(Your objective)
Among the entries below, count the lines where the string "structured" occurs, and give only the number.
::: The data :::
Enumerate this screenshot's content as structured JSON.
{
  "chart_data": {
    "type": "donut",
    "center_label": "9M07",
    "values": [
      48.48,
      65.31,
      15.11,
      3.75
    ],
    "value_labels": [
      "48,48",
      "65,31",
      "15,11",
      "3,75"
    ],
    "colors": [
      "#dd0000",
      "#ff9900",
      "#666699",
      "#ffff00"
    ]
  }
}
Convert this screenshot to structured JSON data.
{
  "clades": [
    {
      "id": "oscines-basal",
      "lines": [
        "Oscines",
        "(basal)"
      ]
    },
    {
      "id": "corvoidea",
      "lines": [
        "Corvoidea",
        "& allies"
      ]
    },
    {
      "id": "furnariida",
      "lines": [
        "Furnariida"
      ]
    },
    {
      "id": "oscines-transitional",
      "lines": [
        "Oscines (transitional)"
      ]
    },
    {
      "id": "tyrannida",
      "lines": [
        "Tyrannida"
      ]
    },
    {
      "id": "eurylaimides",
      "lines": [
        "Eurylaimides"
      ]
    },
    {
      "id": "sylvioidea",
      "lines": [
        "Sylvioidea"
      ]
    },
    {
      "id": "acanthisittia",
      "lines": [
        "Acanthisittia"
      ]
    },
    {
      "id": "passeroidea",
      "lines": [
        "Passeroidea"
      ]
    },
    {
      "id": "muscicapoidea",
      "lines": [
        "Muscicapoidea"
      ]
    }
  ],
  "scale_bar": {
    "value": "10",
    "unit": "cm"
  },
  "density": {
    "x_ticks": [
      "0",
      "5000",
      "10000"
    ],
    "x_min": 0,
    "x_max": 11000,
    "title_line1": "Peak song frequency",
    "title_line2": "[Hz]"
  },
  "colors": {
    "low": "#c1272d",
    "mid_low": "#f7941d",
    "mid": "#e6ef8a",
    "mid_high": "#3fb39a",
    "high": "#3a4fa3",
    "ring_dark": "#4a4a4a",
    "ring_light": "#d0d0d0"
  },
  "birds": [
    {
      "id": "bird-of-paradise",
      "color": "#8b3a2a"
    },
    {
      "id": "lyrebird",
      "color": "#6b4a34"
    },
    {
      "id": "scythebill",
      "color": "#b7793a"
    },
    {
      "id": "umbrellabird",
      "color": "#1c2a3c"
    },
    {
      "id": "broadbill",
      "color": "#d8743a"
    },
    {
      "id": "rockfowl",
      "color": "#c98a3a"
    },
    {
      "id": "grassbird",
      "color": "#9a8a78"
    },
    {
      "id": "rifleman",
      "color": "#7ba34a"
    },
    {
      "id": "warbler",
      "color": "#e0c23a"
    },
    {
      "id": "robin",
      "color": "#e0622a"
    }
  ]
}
:::
(Task output)
2